## Short task
Copy out all the lines exactly. Omit pictures.

++++ Data shown

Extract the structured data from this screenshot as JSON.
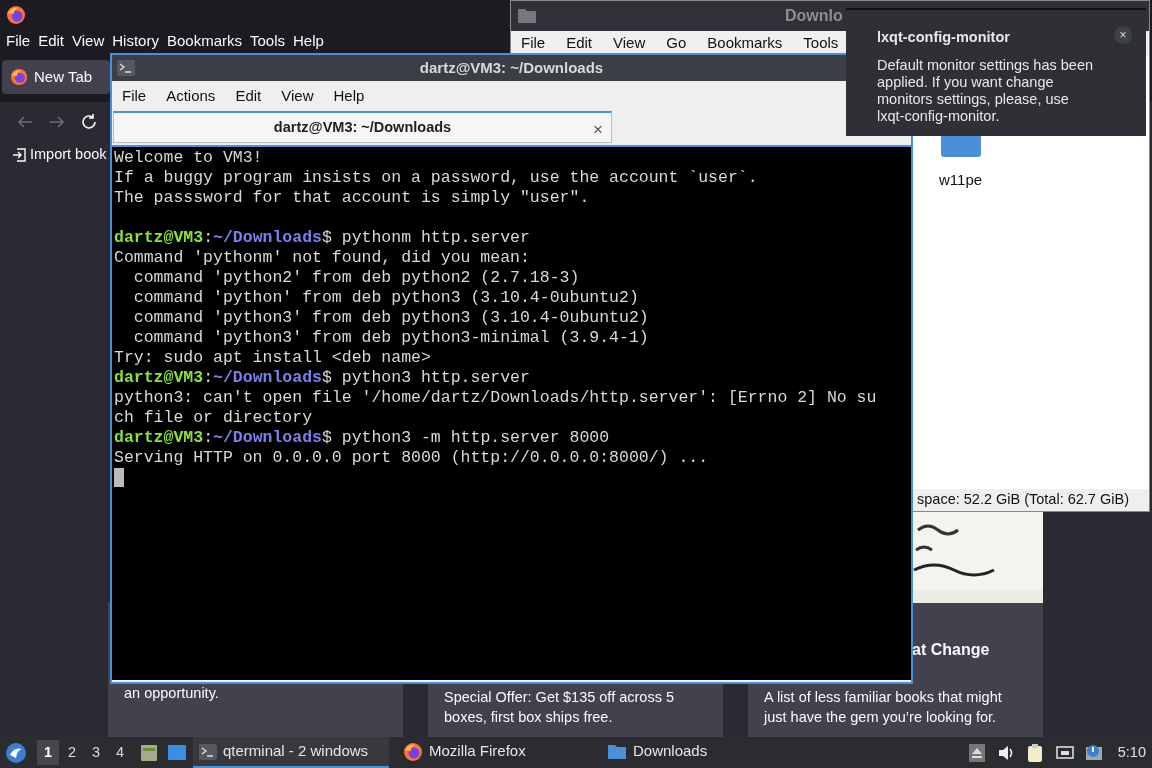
{
  "firefox": {
    "menu": [
      "File",
      "Edit",
      "View",
      "History",
      "Bookmarks",
      "Tools",
      "Help"
    ],
    "tabs": [
      {
        "label": "New Tab",
        "selected": true
      }
    ],
    "bookmark": "Import book",
    "cards": [
      {
        "text": "an opportunity."
      },
      {
        "text": "Special Offer: Get $135 off across 5 boxes, first box ships free."
      },
      {
        "kind": "picture",
        "title": "at Change",
        "text": "A list of less familiar books that might just have the gem you’re looking for."
      }
    ]
  },
  "file_manager": {
    "title": "Downlo",
    "menu": [
      "File",
      "Edit",
      "View",
      "Go",
      "Bookmarks",
      "Tools"
    ],
    "items": [
      {
        "label": "w11pe"
      }
    ],
    "status": "space: 52.2 GiB (Total: 62.7 GiB)"
  },
  "terminal": {
    "title": "dartz@VM3: ~/Downloads",
    "menu": [
      "File",
      "Actions",
      "Edit",
      "View",
      "Help"
    ],
    "tabs": [
      {
        "label": "dartz@VM3: ~/Downloads",
        "selected": true,
        "close": "×"
      }
    ],
    "lines": [
      {
        "kind": "output",
        "text": "Welcome to VM3!"
      },
      {
        "kind": "output",
        "text": "If a buggy program insists on a password, use the account `user`."
      },
      {
        "kind": "output",
        "text": "The passsword for that account is simply \"user\"."
      },
      {
        "kind": "blank"
      },
      {
        "kind": "prompt",
        "user": "dartz@VM3",
        "sep": ":",
        "path": "~/Downloads",
        "command": "$ pythonm http.server"
      },
      {
        "kind": "output",
        "text": "Command 'pythonm' not found, did you mean:"
      },
      {
        "kind": "output",
        "text": "  command 'python2' from deb python2 (2.7.18-3)"
      },
      {
        "kind": "output",
        "text": "  command 'python' from deb python3 (3.10.4-0ubuntu2)"
      },
      {
        "kind": "output",
        "text": "  command 'python3' from deb python3 (3.10.4-0ubuntu2)"
      },
      {
        "kind": "output",
        "text": "  command 'python3' from deb python3-minimal (3.9.4-1)"
      },
      {
        "kind": "output",
        "text": "Try: sudo apt install <deb name>"
      },
      {
        "kind": "prompt",
        "user": "dartz@VM3",
        "sep": ":",
        "path": "~/Downloads",
        "command": "$ python3 http.server"
      },
      {
        "kind": "output",
        "text": "python3: can't open file '/home/dartz/Downloads/http.server': [Errno 2] No su"
      },
      {
        "kind": "output",
        "text": "ch file or directory"
      },
      {
        "kind": "prompt",
        "user": "dartz@VM3",
        "sep": ":",
        "path": "~/Downloads",
        "command": "$ python3 -m http.server 8000"
      },
      {
        "kind": "output",
        "text": "Serving HTTP on 0.0.0.0 port 8000 (http://0.0.0.0:8000/) ..."
      },
      {
        "kind": "cursor"
      }
    ]
  },
  "notification": {
    "title": "lxqt-config-monitor",
    "body": "Default monitor settings has been applied. If you want change monitors settings, please, use lxqt-config-monitor.",
    "close": "×"
  },
  "taskbar": {
    "desktops": [
      {
        "label": "1",
        "selected": true
      },
      {
        "label": "2",
        "selected": false
      },
      {
        "label": "3",
        "selected": false
      },
      {
        "label": "4",
        "selected": false
      }
    ],
    "tasks": [
      {
        "kind": "terminal",
        "label": "qterminal - 2 windows",
        "selected": true
      },
      {
        "kind": "browser",
        "label": "Mozilla Firefox",
        "selected": false
      },
      {
        "kind": "folder",
        "label": "Downloads",
        "selected": false
      }
    ],
    "clock": "5:10"
  }
}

++++++++

## Expected answer
Extract the structured data from this screenshot as JSON.
{
  "firefox": {
    "menu": [
      "File",
      "Edit",
      "View",
      "History",
      "Bookmarks",
      "Tools",
      "Help"
    ],
    "tabs": [
      {
        "label": "New Tab",
        "selected": true
      }
    ],
    "bookmark": "Import book",
    "cards": [
      {
        "text": "an opportunity."
      },
      {
        "text": "Special Offer: Get $135 off across 5 boxes, first box ships free."
      },
      {
        "kind": "picture",
        "title": "at Change",
        "text": "A list of less familiar books that might just have the gem you’re looking for."
      }
    ]
  },
  "file_manager": {
    "title": "Downlo",
    "menu": [
      "File",
      "Edit",
      "View",
      "Go",
      "Bookmarks",
      "Tools"
    ],
    "items": [
      {
        "label": "w11pe"
      }
    ],
    "status": "space: 52.2 GiB (Total: 62.7 GiB)"
  },
  "terminal": {
    "title": "dartz@VM3: ~/Downloads",
    "menu": [
      "File",
      "Actions",
      "Edit",
      "View",
      "Help"
    ],
    "tabs": [
      {
        "label": "dartz@VM3: ~/Downloads",
        "selected": true,
        "close": "×"
      }
    ],
    "lines": [
      {
        "kind": "output",
        "text": "Welcome to VM3!"
      },
      {
        "kind": "output",
        "text": "If a buggy program insists on a password, use the account `user`."
      },
      {
        "kind": "output",
        "text": "The passsword for that account is simply \"user\"."
      },
      {
        "kind": "blank"
      },
      {
        "kind": "prompt",
        "user": "dartz@VM3",
        "sep": ":",
        "path": "~/Downloads",
        "command": "$ pythonm http.server"
      },
      {
        "kind": "output",
        "text": "Command 'pythonm' not found, did you mean:"
      },
      {
        "kind": "output",
        "text": "  command 'python2' from deb python2 (2.7.18-3)"
      },
      {
        "kind": "output",
        "text": "  command 'python' from deb python3 (3.10.4-0ubuntu2)"
      },
      {
        "kind": "output",
        "text": "  command 'python3' from deb python3 (3.10.4-0ubuntu2)"
      },
      {
        "kind": "output",
        "text": "  command 'python3' from deb python3-minimal (3.9.4-1)"
      },
      {
        "kind": "output",
        "text": "Try: sudo apt install <deb name>"
      },
      {
        "kind": "prompt",
        "user": "dartz@VM3",
        "sep": ":",
        "path": "~/Downloads",
        "command": "$ python3 http.server"
      },
      {
        "kind": "output",
        "text": "python3: can't open file '/home/dartz/Downloads/http.server': [Errno 2] No su"
      },
      {
        "kind": "output",
        "text": "ch file or directory"
      },
      {
        "kind": "prompt",
        "user": "dartz@VM3",
        "sep": ":",
        "path": "~/Downloads",
        "command": "$ python3 -m http.server 8000"
      },
      {
        "kind": "output",
        "text": "Serving HTTP on 0.0.0.0 port 8000 (http://0.0.0.0:8000/) ..."
      },
      {
        "kind": "cursor"
      }
    ]
  },
  "notification": {
    "title": "lxqt-config-monitor",
    "body": "Default monitor settings has been applied. If you want change monitors settings, please, use lxqt-config-monitor.",
    "close": "×"
  },
  "taskbar": {
    "desktops": [
      {
        "label": "1",
        "selected": true
      },
      {
        "label": "2",
        "selected": false
      },
      {
        "label": "3",
        "selected": false
      },
      {
        "label": "4",
        "selected": false
      }
    ],
    "tasks": [
      {
        "kind": "terminal",
        "label": "qterminal - 2 windows",
        "selected": true
      },
      {
        "kind": "browser",
        "label": "Mozilla Firefox",
        "selected": false
      },
      {
        "kind": "folder",
        "label": "Downloads",
        "selected": false
      }
    ],
    "clock": "5:10"
  }
}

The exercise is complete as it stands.